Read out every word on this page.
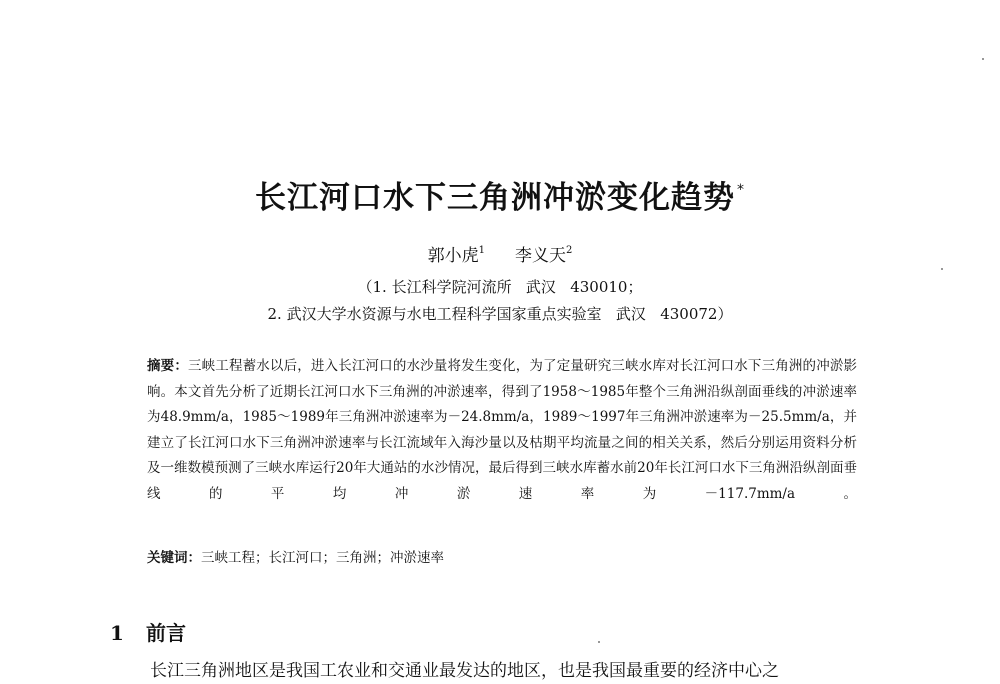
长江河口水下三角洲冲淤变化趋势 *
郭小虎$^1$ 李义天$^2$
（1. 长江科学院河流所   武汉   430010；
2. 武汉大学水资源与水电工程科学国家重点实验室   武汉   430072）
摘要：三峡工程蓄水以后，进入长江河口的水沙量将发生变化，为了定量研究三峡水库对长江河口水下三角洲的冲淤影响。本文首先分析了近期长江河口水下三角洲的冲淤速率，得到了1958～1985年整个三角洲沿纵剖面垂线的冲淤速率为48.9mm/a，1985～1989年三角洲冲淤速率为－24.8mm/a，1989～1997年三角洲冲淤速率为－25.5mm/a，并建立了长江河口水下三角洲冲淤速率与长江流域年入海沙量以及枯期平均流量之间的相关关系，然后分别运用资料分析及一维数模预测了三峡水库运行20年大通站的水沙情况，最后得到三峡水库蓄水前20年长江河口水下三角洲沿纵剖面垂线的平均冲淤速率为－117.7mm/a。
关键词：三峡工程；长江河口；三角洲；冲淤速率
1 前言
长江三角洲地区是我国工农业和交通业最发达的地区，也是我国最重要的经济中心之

SET TASK » Restate the data above word for word. Do not include the images.

RESULT OF THE TASK »
Read out every word on this page.
长江河口水下三角洲冲淤变化趋势 *
郭小虎$^1$ 李义天$^2$
（1. 长江科学院河流所   武汉   430010；
2. 武汉大学水资源与水电工程科学国家重点实验室   武汉   430072）
摘要：三峡工程蓄水以后，进入长江河口的水沙量将发生变化，为了定量研究三峡水库对长江河口水下三角洲的冲淤影响。本文首先分析了近期长江河口水下三角洲的冲淤速率，得到了1958～1985年整个三角洲沿纵剖面垂线的冲淤速率为48.9mm/a，1985～1989年三角洲冲淤速率为－24.8mm/a，1989～1997年三角洲冲淤速率为－25.5mm/a，并建立了长江河口水下三角洲冲淤速率与长江流域年入海沙量以及枯期平均流量之间的相关关系，然后分别运用资料分析及一维数模预测了三峡水库运行20年大通站的水沙情况，最后得到三峡水库蓄水前20年长江河口水下三角洲沿纵剖面垂线的平均冲淤速率为－117.7mm/a。
关键词：三峡工程；长江河口；三角洲；冲淤速率
1 前言
长江三角洲地区是我国工农业和交通业最发达的地区，也是我国最重要的经济中心之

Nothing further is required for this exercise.